Given instruction »
Write out all of the records precisely. Skip anything that is a picture.

--- begin Material supplied ---

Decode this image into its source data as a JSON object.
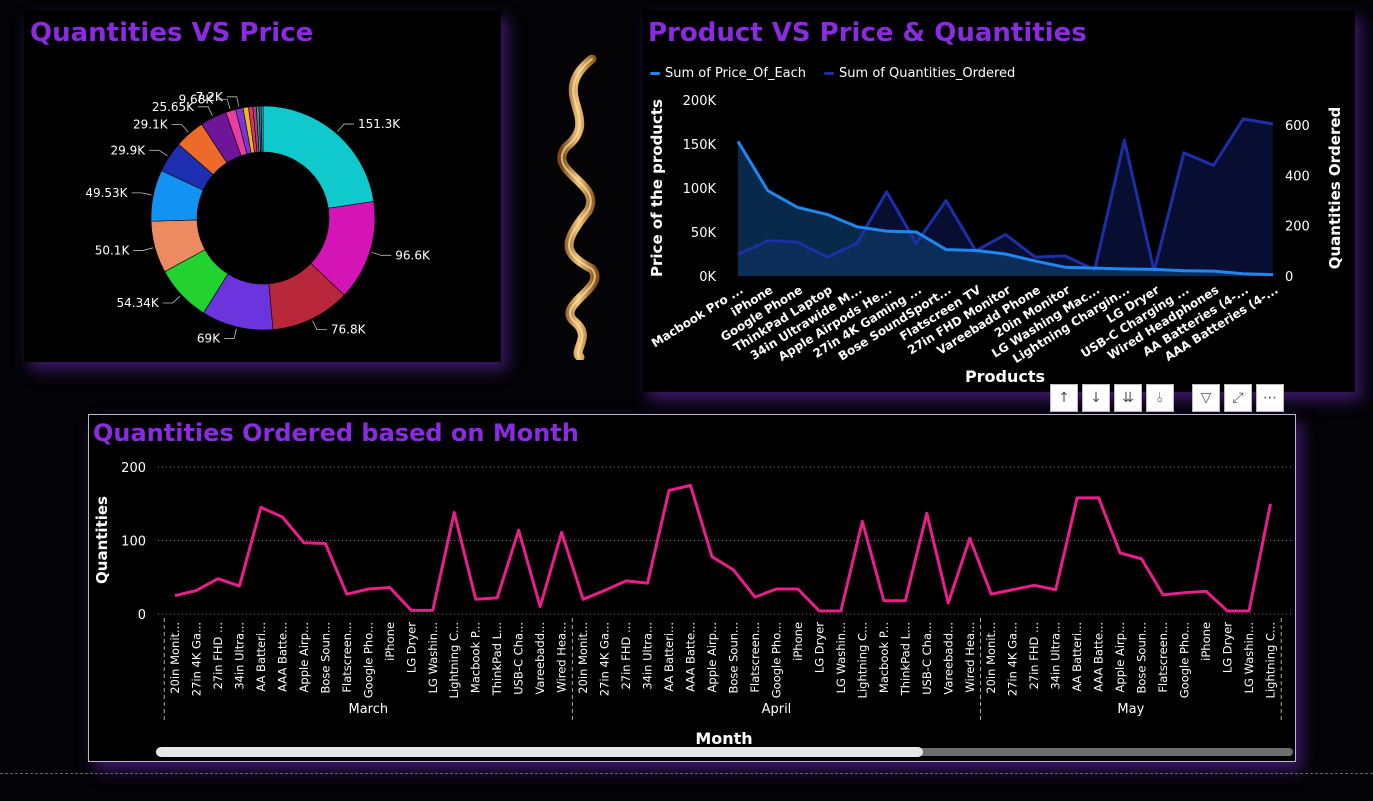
{
  "donut": {
    "title": "Quantities VS Price",
    "chart_data": {
      "type": "pie",
      "values": [
        151300,
        96600,
        76800,
        69000,
        54340,
        50100,
        49530,
        29900,
        29100,
        25650,
        9680,
        7200,
        5200,
        4200,
        3300,
        2600,
        2100,
        1700
      ],
      "labels": [
        "151.3K",
        "96.6K",
        "76.8K",
        "69K",
        "54.34K",
        "50.1K",
        "49.53K",
        "29.9K",
        "29.1K",
        "25.65K",
        "9.68K",
        "7.2K",
        "",
        "",
        "",
        "",
        "",
        ""
      ],
      "colors": [
        "#0fc9cc",
        "#d414b4",
        "#b8283a",
        "#6b34dc",
        "#23d12f",
        "#ec8a62",
        "#1293f4",
        "#1d2fb0",
        "#ee6a2a",
        "#6e1599",
        "#e83ea0",
        "#7a34d8",
        "#f0b820",
        "#d8374f",
        "#b0339e",
        "#2aa858",
        "#4a57d8",
        "#2ac9b8"
      ]
    }
  },
  "combo": {
    "title": "Product VS Price & Quantities",
    "legend": [
      {
        "label": "Sum of Price_Of_Each",
        "color": "#1e88f0"
      },
      {
        "label": "Sum of Quantities_Ordered",
        "color": "#1b2fa6"
      }
    ],
    "chart_data": {
      "type": "line",
      "categories": [
        "Macbook Pro ...",
        "iPhone",
        "Google Phone",
        "ThinkPad Laptop",
        "34in Ultrawide M...",
        "Apple Airpods He...",
        "27in 4K Gaming ...",
        "Bose SoundSport...",
        "Flatscreen TV",
        "27in FHD Monitor",
        "Vareebadd Phone",
        "20in Monitor",
        "LG Washing Mac...",
        "Lightning Chargin...",
        "LG Dryer",
        "USB-C Charging ...",
        "Wired Headphones",
        "AA Batteries (4-...",
        "AAA Batteries (4-..."
      ],
      "series": [
        {
          "name": "Sum of Price_Of_Each",
          "axis": "left",
          "values": [
            153000,
            97000,
            78000,
            70000,
            56000,
            51000,
            50000,
            30000,
            29000,
            25000,
            17000,
            10000,
            9000,
            8000,
            7500,
            6000,
            5500,
            2500,
            1500
          ]
        },
        {
          "name": "Sum of Quantities_Ordered",
          "axis": "right",
          "values": [
            85,
            140,
            135,
            75,
            130,
            335,
            130,
            300,
            100,
            165,
            75,
            80,
            25,
            540,
            20,
            490,
            440,
            625,
            605
          ]
        }
      ],
      "xlabel": "Products",
      "ylabel": "Price of the products",
      "y2label": "Quantities Ordered",
      "ylim": [
        0,
        200000
      ],
      "y2lim": [
        0,
        700
      ],
      "yticks": [
        "0K",
        "50K",
        "100K",
        "150K",
        "200K"
      ],
      "y2ticks": [
        "0",
        "200",
        "400",
        "600"
      ]
    }
  },
  "toolbar": {
    "icons": [
      "arrow-up-icon",
      "arrow-down-icon",
      "double-arrow-down-icon",
      "expand-hierarchy-icon",
      "filter-icon",
      "focus-mode-icon",
      "more-options-icon"
    ],
    "glyphs": [
      "↑",
      "↓",
      "⇊",
      "⫰",
      "▽",
      "⤢",
      "⋯"
    ]
  },
  "monthly": {
    "title": "Quantities Ordered based on Month",
    "chart_data": {
      "type": "line",
      "color": "#e91e8c",
      "xlabel": "Month",
      "ylabel": "Quantities",
      "ylim": [
        0,
        200
      ],
      "yticks": [
        "0",
        "100",
        "200"
      ],
      "groups": [
        {
          "name": "March",
          "categories": [
            "20in Monit...",
            "27in 4K Ga...",
            "27in FHD ...",
            "34in Ultra...",
            "AA Batteri...",
            "AAA Batte...",
            "Apple Airp...",
            "Bose Soun...",
            "Flatscreen...",
            "Google Pho...",
            "iPhone",
            "LG Dryer",
            "LG Washin...",
            "Lightning C...",
            "Macbook P...",
            "ThinkPad L...",
            "USB-C Cha...",
            "Vareebadd...",
            "Wired Hea..."
          ],
          "values": [
            25,
            32,
            48,
            38,
            145,
            132,
            97,
            96,
            27,
            34,
            36,
            5,
            5,
            138,
            20,
            22,
            114,
            10,
            111
          ]
        },
        {
          "name": "April",
          "categories": [
            "20in Monit...",
            "27in 4K Ga...",
            "27in FHD ...",
            "34in Ultra...",
            "AA Batteri...",
            "AAA Batte...",
            "Apple Airp...",
            "Bose Soun...",
            "Flatscreen...",
            "Google Pho...",
            "iPhone",
            "LG Dryer",
            "LG Washin...",
            "Lightning C...",
            "Macbook P...",
            "ThinkPad L...",
            "USB-C Cha...",
            "Vareebadd...",
            "Wired Hea..."
          ],
          "values": [
            20,
            32,
            45,
            42,
            168,
            175,
            78,
            60,
            23,
            34,
            34,
            4,
            4,
            126,
            18,
            18,
            137,
            15,
            103
          ]
        },
        {
          "name": "May",
          "categories": [
            "20in Monit...",
            "27in 4K Ga...",
            "27in FHD ...",
            "34in Ultra...",
            "AA Batteri...",
            "AAA Batte...",
            "Apple Airp...",
            "Bose Soun...",
            "Flatscreen...",
            "Google Pho...",
            "iPhone",
            "LG Dryer",
            "LG Washin...",
            "Lightning C..."
          ],
          "values": [
            27,
            33,
            39,
            33,
            158,
            158,
            83,
            75,
            26,
            29,
            31,
            4,
            4,
            150
          ]
        }
      ]
    }
  }
}
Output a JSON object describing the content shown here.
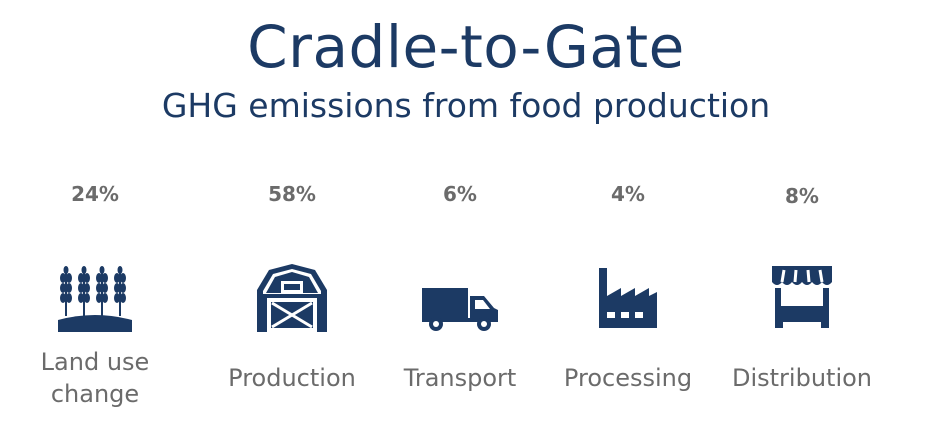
{
  "header": {
    "title": "Cradle-to-Gate",
    "subtitle": "GHG emissions from food production"
  },
  "colors": {
    "title": "#1c3a64",
    "icon": "#1c3a64",
    "text": "#6b6b6b"
  },
  "stages": [
    {
      "percent": "24%",
      "label_line1": "Land use",
      "label_line2": "change",
      "icon": "wheat-icon",
      "share": 24
    },
    {
      "percent": "58%",
      "label": "Production",
      "icon": "barn-icon",
      "share": 58
    },
    {
      "percent": "6%",
      "label": "Transport",
      "icon": "truck-icon",
      "share": 6
    },
    {
      "percent": "4%",
      "label": "Processing",
      "icon": "factory-icon",
      "share": 4
    },
    {
      "percent": "8%",
      "label": "Distribution",
      "icon": "store-icon",
      "share": 8
    }
  ]
}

--- end Material supplied ---

Written response »
Decode this image into its source data as a JSON object.
{
  "donut": {
    "title": "Quantities VS Price",
    "chart_data": {
      "type": "pie",
      "values": [
        151300,
        96600,
        76800,
        69000,
        54340,
        50100,
        49530,
        29900,
        29100,
        25650,
        9680,
        7200,
        5200,
        4200,
        3300,
        2600,
        2100,
        1700
      ],
      "labels": [
        "151.3K",
        "96.6K",
        "76.8K",
        "69K",
        "54.34K",
        "50.1K",
        "49.53K",
        "29.9K",
        "29.1K",
        "25.65K",
        "9.68K",
        "7.2K",
        "",
        "",
        "",
        "",
        "",
        ""
      ],
      "colors": [
        "#0fc9cc",
        "#d414b4",
        "#b8283a",
        "#6b34dc",
        "#23d12f",
        "#ec8a62",
        "#1293f4",
        "#1d2fb0",
        "#ee6a2a",
        "#6e1599",
        "#e83ea0",
        "#7a34d8",
        "#f0b820",
        "#d8374f",
        "#b0339e",
        "#2aa858",
        "#4a57d8",
        "#2ac9b8"
      ]
    }
  },
  "combo": {
    "title": "Product VS Price & Quantities",
    "legend": [
      {
        "label": "Sum of Price_Of_Each",
        "color": "#1e88f0"
      },
      {
        "label": "Sum of Quantities_Ordered",
        "color": "#1b2fa6"
      }
    ],
    "chart_data": {
      "type": "line",
      "categories": [
        "Macbook Pro ...",
        "iPhone",
        "Google Phone",
        "ThinkPad Laptop",
        "34in Ultrawide M...",
        "Apple Airpods He...",
        "27in 4K Gaming ...",
        "Bose SoundSport...",
        "Flatscreen TV",
        "27in FHD Monitor",
        "Vareebadd Phone",
        "20in Monitor",
        "LG Washing Mac...",
        "Lightning Chargin...",
        "LG Dryer",
        "USB-C Charging ...",
        "Wired Headphones",
        "AA Batteries (4-...",
        "AAA Batteries (4-..."
      ],
      "series": [
        {
          "name": "Sum of Price_Of_Each",
          "axis": "left",
          "values": [
            153000,
            97000,
            78000,
            70000,
            56000,
            51000,
            50000,
            30000,
            29000,
            25000,
            17000,
            10000,
            9000,
            8000,
            7500,
            6000,
            5500,
            2500,
            1500
          ]
        },
        {
          "name": "Sum of Quantities_Ordered",
          "axis": "right",
          "values": [
            85,
            140,
            135,
            75,
            130,
            335,
            130,
            300,
            100,
            165,
            75,
            80,
            25,
            540,
            20,
            490,
            440,
            625,
            605
          ]
        }
      ],
      "xlabel": "Products",
      "ylabel": "Price of the products",
      "y2label": "Quantities Ordered",
      "ylim": [
        0,
        200000
      ],
      "y2lim": [
        0,
        700
      ],
      "yticks": [
        "0K",
        "50K",
        "100K",
        "150K",
        "200K"
      ],
      "y2ticks": [
        "0",
        "200",
        "400",
        "600"
      ]
    }
  },
  "toolbar": {
    "icons": [
      "arrow-up-icon",
      "arrow-down-icon",
      "double-arrow-down-icon",
      "expand-hierarchy-icon",
      "filter-icon",
      "focus-mode-icon",
      "more-options-icon"
    ],
    "glyphs": [
      "↑",
      "↓",
      "⇊",
      "⫰",
      "▽",
      "⤢",
      "⋯"
    ]
  },
  "monthly": {
    "title": "Quantities Ordered based on Month",
    "chart_data": {
      "type": "line",
      "color": "#e91e8c",
      "xlabel": "Month",
      "ylabel": "Quantities",
      "ylim": [
        0,
        200
      ],
      "yticks": [
        "0",
        "100",
        "200"
      ],
      "groups": [
        {
          "name": "March",
          "categories": [
            "20in Monit...",
            "27in 4K Ga...",
            "27in FHD ...",
            "34in Ultra...",
            "AA Batteri...",
            "AAA Batte...",
            "Apple Airp...",
            "Bose Soun...",
            "Flatscreen...",
            "Google Pho...",
            "iPhone",
            "LG Dryer",
            "LG Washin...",
            "Lightning C...",
            "Macbook P...",
            "ThinkPad L...",
            "USB-C Cha...",
            "Vareebadd...",
            "Wired Hea..."
          ],
          "values": [
            25,
            32,
            48,
            38,
            145,
            132,
            97,
            96,
            27,
            34,
            36,
            5,
            5,
            138,
            20,
            22,
            114,
            10,
            111
          ]
        },
        {
          "name": "April",
          "categories": [
            "20in Monit...",
            "27in 4K Ga...",
            "27in FHD ...",
            "34in Ultra...",
            "AA Batteri...",
            "AAA Batte...",
            "Apple Airp...",
            "Bose Soun...",
            "Flatscreen...",
            "Google Pho...",
            "iPhone",
            "LG Dryer",
            "LG Washin...",
            "Lightning C...",
            "Macbook P...",
            "ThinkPad L...",
            "USB-C Cha...",
            "Vareebadd...",
            "Wired Hea..."
          ],
          "values": [
            20,
            32,
            45,
            42,
            168,
            175,
            78,
            60,
            23,
            34,
            34,
            4,
            4,
            126,
            18,
            18,
            137,
            15,
            103
          ]
        },
        {
          "name": "May",
          "categories": [
            "20in Monit...",
            "27in 4K Ga...",
            "27in FHD ...",
            "34in Ultra...",
            "AA Batteri...",
            "AAA Batte...",
            "Apple Airp...",
            "Bose Soun...",
            "Flatscreen...",
            "Google Pho...",
            "iPhone",
            "LG Dryer",
            "LG Washin...",
            "Lightning C..."
          ],
          "values": [
            27,
            33,
            39,
            33,
            158,
            158,
            83,
            75,
            26,
            29,
            31,
            4,
            4,
            150
          ]
        }
      ]
    }
  }
}
Output a JSON object describing the content shown here.
{
  "header": {
    "title": "Cradle-to-Gate",
    "subtitle": "GHG emissions from food production"
  },
  "colors": {
    "title": "#1c3a64",
    "icon": "#1c3a64",
    "text": "#6b6b6b"
  },
  "stages": [
    {
      "percent": "24%",
      "label_line1": "Land use",
      "label_line2": "change",
      "icon": "wheat-icon",
      "share": 24
    },
    {
      "percent": "58%",
      "label": "Production",
      "icon": "barn-icon",
      "share": 58
    },
    {
      "percent": "6%",
      "label": "Transport",
      "icon": "truck-icon",
      "share": 6
    },
    {
      "percent": "4%",
      "label": "Processing",
      "icon": "factory-icon",
      "share": 4
    },
    {
      "percent": "8%",
      "label": "Distribution",
      "icon": "store-icon",
      "share": 8
    }
  ]
}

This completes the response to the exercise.